● Zu erledigende Aufgabe 1:
Gib aus dem Text zum Vorabentscheidungsverfahren den Abschnitt von „Durch die Verurteilung“ bis „Verfahren zu verletzen.“ wortgetreu aus.

● Ausgangstext:
Wie der Gerichtshof in seinem Gutachten 2/13 ( 12 ) ausgeführt hat, soll das Vorabentscheidungsverfahren „durch die Einführung eines Dialogs von Gericht zu Gericht … zwischen dem Gerichtshof und den Gerichten der Mitgliedstaaten die einheitliche Auslegung des Unionsrechts gewährleisten … und damit die Sicherstellung seiner Kohärenz, seiner vollen Geltung und seiner Autonomie sowie letztlich des eigenen Charakters des durch die Verträge geschaffenen Rechts ermöglich[en]“ ( 13 ).

38.

Durch die Verurteilung eines Mitgliedstaats, weil ein nationales Gericht seine Weigerung, dem Gerichtshof ein Vorabentscheidungsersuchen vorzulegen, nicht hinreichend begründet hatte, bestätigte der Europäische Gerichtshof für Menschenrechte in seinem Urteil Dhahbi/Italien ( 14 ) im Einklang mit bereits gefestigter Rechtsprechung die Bedeutung dieses Verfahrens in Europa und besiegelte endgültig die Tatsache, dass das Vorabentscheidungsersuchen eine so wesentliche Befugnis des nationalen Richters darstellt, dass er sie nicht willkürlich ausüben darf, ohne Gefahr zu laufen, das Recht auf ein faires Verfahren zu verletzen.

A – Zur ersten Frage

39.

● Zu erledigende Aufgabe 2:
Gib die Zeilen der Datensätze vom Anfang bis einschließlich der Zeile mit „error-bar xyxy=(444,239,453,243)“ unverändert zurück.

● Daten der Box-Annotationen:
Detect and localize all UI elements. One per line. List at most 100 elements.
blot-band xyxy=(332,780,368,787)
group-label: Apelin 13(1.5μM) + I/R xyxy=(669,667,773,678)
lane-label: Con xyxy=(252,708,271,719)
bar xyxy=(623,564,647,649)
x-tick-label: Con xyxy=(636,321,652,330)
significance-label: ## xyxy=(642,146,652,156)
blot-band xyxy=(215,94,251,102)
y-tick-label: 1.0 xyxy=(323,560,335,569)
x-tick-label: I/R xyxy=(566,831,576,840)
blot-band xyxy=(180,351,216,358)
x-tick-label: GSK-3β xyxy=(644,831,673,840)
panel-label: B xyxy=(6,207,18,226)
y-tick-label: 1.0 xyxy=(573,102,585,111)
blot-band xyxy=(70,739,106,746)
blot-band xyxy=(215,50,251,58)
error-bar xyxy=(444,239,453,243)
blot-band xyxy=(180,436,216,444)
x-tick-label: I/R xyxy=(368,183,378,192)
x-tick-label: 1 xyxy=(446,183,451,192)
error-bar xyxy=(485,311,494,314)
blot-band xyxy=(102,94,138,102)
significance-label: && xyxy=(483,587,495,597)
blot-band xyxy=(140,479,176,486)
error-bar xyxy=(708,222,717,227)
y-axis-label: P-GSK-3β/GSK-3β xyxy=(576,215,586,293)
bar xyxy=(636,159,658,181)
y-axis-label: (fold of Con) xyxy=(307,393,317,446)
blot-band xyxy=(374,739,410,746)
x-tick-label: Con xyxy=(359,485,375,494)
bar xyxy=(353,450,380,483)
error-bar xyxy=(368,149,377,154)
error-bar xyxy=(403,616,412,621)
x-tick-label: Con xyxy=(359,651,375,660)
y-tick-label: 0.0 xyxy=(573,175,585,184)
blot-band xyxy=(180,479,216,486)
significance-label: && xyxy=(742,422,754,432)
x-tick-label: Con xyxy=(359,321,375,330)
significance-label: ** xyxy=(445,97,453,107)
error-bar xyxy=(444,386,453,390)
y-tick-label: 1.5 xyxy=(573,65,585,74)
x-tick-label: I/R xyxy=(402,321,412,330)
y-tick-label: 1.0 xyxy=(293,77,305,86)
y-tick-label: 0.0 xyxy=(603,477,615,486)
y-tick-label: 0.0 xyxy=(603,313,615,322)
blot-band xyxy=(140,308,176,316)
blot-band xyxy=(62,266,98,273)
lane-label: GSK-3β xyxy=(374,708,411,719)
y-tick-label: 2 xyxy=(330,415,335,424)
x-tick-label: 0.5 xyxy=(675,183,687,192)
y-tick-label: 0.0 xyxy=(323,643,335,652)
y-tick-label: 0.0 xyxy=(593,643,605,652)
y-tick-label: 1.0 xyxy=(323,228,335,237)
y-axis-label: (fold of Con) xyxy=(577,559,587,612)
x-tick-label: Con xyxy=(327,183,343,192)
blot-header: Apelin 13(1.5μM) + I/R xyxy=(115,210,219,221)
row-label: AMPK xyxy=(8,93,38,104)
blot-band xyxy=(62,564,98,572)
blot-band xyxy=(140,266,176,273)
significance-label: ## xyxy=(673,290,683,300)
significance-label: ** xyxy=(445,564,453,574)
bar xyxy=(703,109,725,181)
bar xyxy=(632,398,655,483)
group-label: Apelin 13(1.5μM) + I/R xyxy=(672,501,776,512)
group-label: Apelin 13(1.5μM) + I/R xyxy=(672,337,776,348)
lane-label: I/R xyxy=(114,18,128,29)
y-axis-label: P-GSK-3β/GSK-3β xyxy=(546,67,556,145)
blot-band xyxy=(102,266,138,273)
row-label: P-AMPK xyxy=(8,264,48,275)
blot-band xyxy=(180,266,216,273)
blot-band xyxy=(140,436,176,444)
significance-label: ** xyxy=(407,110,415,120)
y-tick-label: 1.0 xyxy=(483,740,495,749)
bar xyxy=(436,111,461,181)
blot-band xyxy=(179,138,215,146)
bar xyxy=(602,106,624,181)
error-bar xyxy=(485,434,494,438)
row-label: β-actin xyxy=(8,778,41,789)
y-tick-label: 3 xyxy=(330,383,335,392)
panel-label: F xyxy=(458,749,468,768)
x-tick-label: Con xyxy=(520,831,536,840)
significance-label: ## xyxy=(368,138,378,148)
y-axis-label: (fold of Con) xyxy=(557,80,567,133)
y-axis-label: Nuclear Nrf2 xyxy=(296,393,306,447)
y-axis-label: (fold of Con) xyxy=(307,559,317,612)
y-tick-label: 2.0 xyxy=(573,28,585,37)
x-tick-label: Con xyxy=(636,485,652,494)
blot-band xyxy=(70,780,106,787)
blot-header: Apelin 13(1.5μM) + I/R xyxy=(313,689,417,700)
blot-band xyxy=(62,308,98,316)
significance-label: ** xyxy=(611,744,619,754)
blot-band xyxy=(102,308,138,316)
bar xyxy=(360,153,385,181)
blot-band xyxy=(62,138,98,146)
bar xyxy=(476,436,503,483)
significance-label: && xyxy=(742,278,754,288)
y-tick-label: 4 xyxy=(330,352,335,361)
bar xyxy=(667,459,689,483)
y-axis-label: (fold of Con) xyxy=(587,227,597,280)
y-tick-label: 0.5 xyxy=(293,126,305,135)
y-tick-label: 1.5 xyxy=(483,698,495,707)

● Ergebnis 1:
Durch die Verurteilung eines Mitgliedstaats, weil ein nationales Gericht seine Weigerung, dem Gerichtshof ein Vorabentscheidungsersuchen vorzulegen, nicht hinreichend begründet hatte, bestätigte der Europäische Gerichtshof für Menschenrechte in seinem Urteil Dhahbi/Italien ( 14 ) im Einklang mit bereits gefestigter Rechtsprechung die Bedeutung dieses Verfahrens in Europa und besiegelte endgültig die Tatsache, dass das Vorabentscheidungsersuchen eine so wesentliche Befugnis des nationalen Richters darstellt, dass er sie nicht willkürlich ausüben darf, ohne Gefahr zu laufen, das Recht auf ein faires Verfahren zu verletzen.

● Ergebnis 2:
Detect and localize all UI elements. One per line. List at most 100 elements.
blot-band xyxy=(332,780,368,787)
group-label: Apelin 13(1.5μM) + I/R xyxy=(669,667,773,678)
lane-label: Con xyxy=(252,708,271,719)
bar xyxy=(623,564,647,649)
x-tick-label: Con xyxy=(636,321,652,330)
significance-label: ## xyxy=(642,146,652,156)
blot-band xyxy=(215,94,251,102)
y-tick-label: 1.0 xyxy=(323,560,335,569)
x-tick-label: I/R xyxy=(566,831,576,840)
blot-band xyxy=(180,351,216,358)
x-tick-label: GSK-3β xyxy=(644,831,673,840)
panel-label: B xyxy=(6,207,18,226)
y-tick-label: 1.0 xyxy=(573,102,585,111)
blot-band xyxy=(70,739,106,746)
blot-band xyxy=(215,50,251,58)
error-bar xyxy=(444,239,453,243)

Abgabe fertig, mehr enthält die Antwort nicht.